Select from the records below every line that has the word "morning" in it.

• DATA FOR PROCESSING
============
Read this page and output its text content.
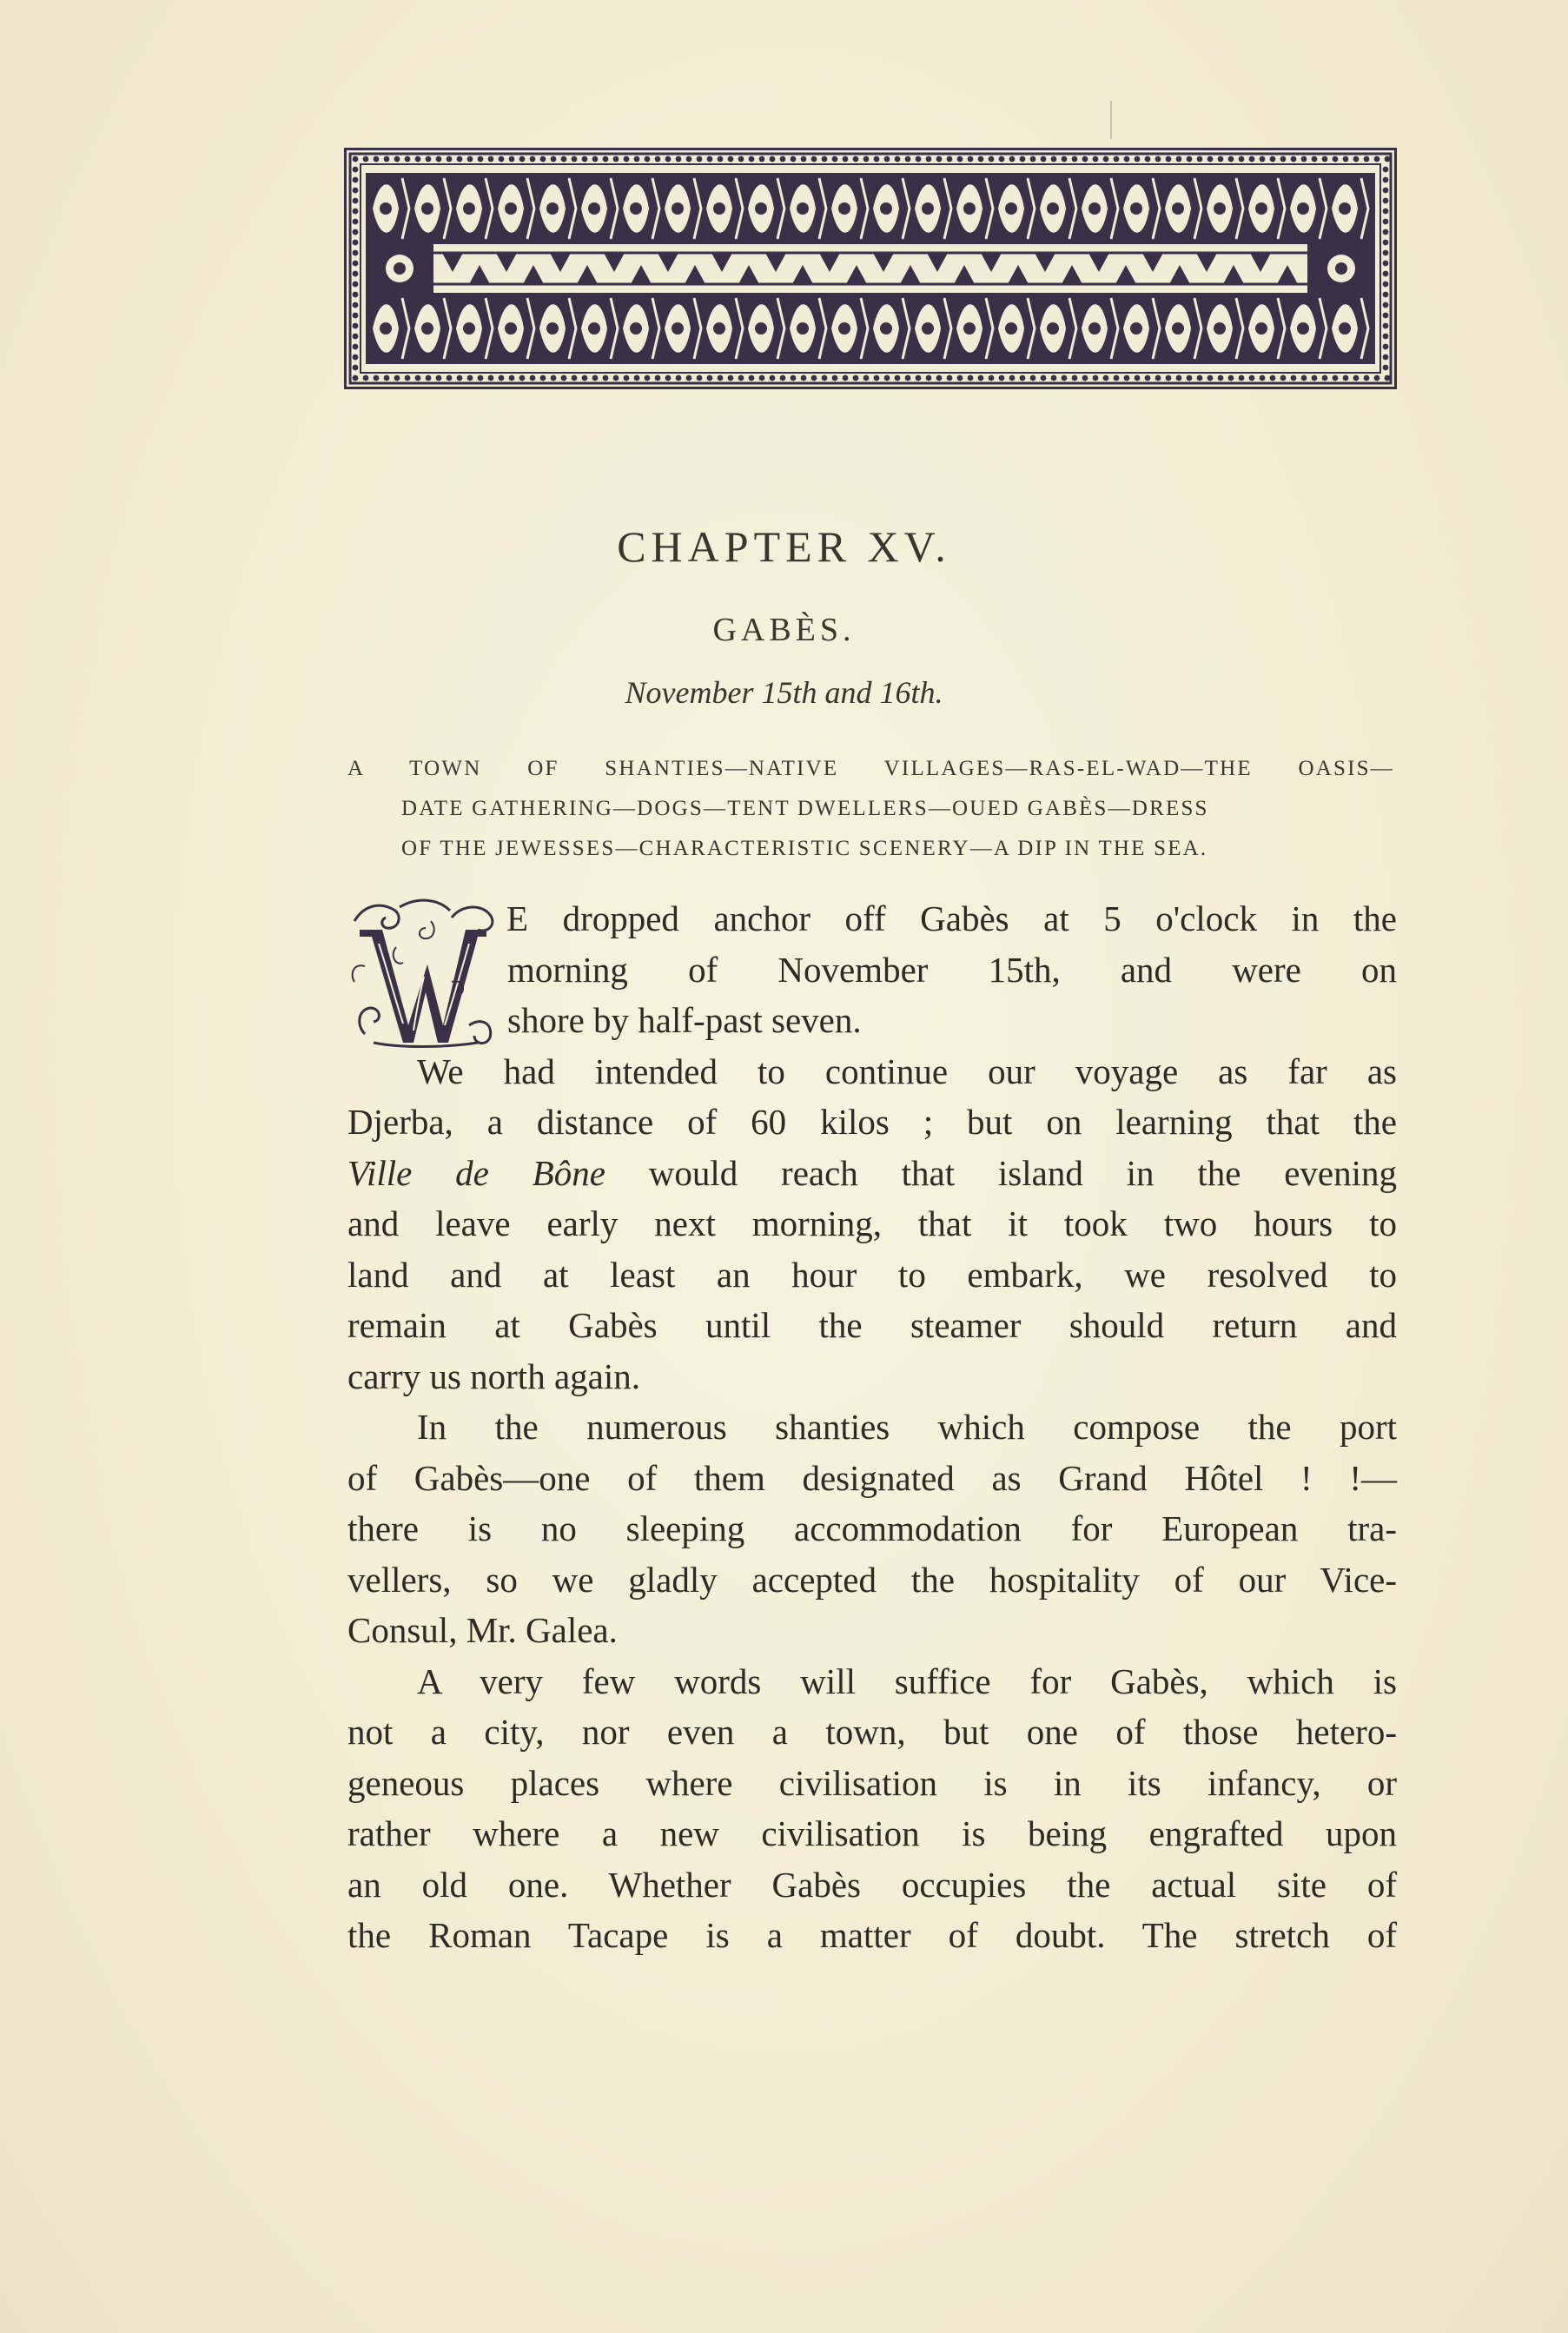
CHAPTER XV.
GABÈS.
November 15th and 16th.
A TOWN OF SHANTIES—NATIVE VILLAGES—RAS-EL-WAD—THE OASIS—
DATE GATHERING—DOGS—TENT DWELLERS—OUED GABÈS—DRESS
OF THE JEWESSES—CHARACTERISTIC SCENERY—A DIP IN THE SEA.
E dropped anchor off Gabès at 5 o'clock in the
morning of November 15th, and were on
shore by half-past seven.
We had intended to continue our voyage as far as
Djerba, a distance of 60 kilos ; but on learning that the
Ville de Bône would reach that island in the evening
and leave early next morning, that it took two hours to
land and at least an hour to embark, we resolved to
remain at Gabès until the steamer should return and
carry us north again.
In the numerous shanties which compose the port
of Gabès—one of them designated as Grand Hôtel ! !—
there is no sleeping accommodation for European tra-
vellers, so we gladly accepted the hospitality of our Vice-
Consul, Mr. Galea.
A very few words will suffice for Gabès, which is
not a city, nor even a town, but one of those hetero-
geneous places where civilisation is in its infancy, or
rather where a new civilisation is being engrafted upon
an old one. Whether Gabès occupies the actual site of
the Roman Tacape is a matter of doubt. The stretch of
============
• TASK ANSWER
morning of November 15th, and were on
and leave early next morning, that it took two hours to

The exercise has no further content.